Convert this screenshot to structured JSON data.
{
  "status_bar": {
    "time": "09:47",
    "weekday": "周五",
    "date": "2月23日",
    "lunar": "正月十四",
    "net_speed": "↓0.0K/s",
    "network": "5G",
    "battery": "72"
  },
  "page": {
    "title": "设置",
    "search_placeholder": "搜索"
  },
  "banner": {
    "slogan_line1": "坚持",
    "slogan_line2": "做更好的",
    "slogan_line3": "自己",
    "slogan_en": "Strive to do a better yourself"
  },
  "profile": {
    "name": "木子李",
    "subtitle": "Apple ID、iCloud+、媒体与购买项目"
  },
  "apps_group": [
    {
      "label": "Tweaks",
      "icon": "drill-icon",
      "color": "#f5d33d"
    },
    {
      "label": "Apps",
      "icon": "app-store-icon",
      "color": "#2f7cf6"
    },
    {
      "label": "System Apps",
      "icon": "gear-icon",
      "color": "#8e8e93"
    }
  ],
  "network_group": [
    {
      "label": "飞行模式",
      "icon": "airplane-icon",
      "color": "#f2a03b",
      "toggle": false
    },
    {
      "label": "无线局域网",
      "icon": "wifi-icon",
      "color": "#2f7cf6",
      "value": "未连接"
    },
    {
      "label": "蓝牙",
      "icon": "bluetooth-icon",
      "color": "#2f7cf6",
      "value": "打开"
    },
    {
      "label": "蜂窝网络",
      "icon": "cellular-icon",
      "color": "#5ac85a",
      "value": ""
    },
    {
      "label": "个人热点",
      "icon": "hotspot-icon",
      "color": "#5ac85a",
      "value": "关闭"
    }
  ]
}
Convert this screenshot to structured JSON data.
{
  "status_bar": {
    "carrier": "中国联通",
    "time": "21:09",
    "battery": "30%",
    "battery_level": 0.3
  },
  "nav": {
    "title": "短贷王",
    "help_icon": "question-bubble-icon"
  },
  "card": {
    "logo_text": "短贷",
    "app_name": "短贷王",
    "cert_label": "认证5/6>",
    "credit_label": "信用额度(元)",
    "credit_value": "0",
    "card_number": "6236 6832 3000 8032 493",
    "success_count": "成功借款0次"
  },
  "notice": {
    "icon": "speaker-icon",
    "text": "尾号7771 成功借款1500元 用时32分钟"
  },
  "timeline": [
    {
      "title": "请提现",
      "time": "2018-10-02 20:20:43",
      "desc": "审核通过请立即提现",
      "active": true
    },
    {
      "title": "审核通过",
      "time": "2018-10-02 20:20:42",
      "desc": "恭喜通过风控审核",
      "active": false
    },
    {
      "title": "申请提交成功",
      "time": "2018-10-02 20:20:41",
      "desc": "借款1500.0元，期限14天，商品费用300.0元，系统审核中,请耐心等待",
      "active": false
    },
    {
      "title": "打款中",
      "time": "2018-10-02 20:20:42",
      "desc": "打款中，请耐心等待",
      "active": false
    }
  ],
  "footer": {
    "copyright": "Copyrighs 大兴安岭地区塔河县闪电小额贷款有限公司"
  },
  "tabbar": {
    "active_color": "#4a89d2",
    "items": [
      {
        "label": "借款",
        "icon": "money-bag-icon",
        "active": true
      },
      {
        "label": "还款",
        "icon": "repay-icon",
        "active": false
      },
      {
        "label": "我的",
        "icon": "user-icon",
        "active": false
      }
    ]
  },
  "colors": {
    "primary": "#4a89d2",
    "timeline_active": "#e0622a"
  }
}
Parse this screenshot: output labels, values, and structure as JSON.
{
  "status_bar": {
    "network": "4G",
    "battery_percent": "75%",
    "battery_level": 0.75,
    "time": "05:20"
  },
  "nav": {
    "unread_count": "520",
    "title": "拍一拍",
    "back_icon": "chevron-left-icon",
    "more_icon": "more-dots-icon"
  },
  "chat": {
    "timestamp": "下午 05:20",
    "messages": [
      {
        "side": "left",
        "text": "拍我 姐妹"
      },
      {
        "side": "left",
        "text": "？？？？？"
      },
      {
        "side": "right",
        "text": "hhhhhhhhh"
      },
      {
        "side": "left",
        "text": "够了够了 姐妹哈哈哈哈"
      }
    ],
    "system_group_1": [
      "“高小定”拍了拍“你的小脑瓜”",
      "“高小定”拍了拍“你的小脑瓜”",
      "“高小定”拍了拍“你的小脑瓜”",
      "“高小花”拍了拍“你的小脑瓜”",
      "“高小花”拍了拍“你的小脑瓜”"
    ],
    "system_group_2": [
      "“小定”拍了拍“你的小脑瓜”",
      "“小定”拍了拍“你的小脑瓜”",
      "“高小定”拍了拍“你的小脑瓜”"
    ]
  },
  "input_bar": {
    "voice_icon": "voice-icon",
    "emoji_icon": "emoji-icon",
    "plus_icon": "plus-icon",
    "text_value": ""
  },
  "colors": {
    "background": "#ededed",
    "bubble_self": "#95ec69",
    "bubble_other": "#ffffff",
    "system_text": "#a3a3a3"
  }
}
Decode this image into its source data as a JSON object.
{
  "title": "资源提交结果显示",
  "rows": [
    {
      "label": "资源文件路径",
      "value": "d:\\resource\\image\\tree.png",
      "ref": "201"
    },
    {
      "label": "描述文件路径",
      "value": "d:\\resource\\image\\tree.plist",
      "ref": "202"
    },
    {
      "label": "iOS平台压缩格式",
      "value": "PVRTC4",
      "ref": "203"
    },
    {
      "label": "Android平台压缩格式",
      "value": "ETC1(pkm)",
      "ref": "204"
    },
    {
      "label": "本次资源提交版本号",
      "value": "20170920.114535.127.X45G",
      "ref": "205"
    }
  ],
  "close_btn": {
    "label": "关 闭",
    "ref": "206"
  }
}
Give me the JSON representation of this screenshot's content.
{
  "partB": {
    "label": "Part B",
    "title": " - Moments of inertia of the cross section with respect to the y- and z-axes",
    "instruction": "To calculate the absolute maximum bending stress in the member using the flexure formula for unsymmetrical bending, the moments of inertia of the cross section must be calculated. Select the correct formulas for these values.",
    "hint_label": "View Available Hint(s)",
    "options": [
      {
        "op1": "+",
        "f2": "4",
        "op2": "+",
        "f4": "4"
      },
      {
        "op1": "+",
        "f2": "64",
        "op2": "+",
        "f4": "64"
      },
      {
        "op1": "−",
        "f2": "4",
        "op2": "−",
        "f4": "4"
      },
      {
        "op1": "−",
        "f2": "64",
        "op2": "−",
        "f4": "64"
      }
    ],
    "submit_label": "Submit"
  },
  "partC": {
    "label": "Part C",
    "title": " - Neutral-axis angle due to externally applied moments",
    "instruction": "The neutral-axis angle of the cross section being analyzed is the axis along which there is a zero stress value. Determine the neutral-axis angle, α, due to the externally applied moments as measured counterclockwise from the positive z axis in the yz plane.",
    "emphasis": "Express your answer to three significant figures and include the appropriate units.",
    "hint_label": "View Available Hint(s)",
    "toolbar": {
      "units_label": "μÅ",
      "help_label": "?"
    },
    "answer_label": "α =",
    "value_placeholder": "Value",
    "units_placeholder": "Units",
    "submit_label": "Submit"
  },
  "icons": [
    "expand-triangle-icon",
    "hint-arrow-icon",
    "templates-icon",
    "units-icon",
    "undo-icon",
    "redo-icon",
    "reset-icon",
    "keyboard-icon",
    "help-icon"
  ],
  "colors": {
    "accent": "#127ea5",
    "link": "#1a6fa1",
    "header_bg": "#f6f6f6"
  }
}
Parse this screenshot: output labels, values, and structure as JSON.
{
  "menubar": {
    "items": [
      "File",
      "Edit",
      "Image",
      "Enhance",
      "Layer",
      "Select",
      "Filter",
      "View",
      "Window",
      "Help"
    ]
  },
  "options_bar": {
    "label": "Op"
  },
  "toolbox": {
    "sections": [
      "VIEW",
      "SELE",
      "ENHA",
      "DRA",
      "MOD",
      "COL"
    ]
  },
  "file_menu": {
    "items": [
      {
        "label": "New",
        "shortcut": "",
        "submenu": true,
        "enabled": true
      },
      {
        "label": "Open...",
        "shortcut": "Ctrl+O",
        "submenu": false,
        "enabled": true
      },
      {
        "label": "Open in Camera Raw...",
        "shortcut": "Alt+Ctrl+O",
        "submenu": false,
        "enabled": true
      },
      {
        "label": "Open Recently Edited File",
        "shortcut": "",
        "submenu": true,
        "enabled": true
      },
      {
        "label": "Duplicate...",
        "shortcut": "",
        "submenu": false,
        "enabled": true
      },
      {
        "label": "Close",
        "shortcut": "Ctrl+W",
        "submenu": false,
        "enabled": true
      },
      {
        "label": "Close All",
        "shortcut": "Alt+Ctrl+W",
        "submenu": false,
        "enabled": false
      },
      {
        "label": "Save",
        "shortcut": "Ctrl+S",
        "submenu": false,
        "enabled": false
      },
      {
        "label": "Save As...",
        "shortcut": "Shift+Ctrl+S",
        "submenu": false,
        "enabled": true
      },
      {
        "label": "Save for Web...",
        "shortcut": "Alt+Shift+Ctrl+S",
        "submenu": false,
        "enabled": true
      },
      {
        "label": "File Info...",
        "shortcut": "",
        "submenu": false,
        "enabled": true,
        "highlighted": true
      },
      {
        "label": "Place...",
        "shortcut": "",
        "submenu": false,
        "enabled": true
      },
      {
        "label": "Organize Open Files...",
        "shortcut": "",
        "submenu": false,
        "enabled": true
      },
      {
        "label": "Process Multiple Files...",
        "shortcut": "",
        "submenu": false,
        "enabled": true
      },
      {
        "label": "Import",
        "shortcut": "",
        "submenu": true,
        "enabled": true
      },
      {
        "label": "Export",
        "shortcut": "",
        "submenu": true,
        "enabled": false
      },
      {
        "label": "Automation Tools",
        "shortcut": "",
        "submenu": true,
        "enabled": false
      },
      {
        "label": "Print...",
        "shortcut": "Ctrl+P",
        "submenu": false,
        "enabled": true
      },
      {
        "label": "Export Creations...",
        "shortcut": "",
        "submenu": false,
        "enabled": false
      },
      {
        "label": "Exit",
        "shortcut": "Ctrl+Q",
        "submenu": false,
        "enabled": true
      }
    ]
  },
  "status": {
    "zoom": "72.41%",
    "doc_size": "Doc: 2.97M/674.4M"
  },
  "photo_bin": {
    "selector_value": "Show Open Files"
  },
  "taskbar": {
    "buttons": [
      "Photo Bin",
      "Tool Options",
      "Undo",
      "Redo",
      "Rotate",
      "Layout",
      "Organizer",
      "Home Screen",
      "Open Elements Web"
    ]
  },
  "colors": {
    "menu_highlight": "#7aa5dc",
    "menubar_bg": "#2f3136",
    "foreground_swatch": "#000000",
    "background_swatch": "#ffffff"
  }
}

*TASK TO CARRY OUT:* Pick out the lines above that hold the string "Ctrl" and show them.

*ANSWER BELOW:*
        "shortcut": "Ctrl+O",
        "shortcut": "Alt+Ctrl+O",
        "shortcut": "Ctrl+W",
        "shortcut": "Alt+Ctrl+W",
        "shortcut": "Ctrl+S",
        "shortcut": "Shift+Ctrl+S",
        "shortcut": "Alt+Shift+Ctrl+S",
        "shortcut": "Ctrl+P",
        "shortcut": "Ctrl+Q",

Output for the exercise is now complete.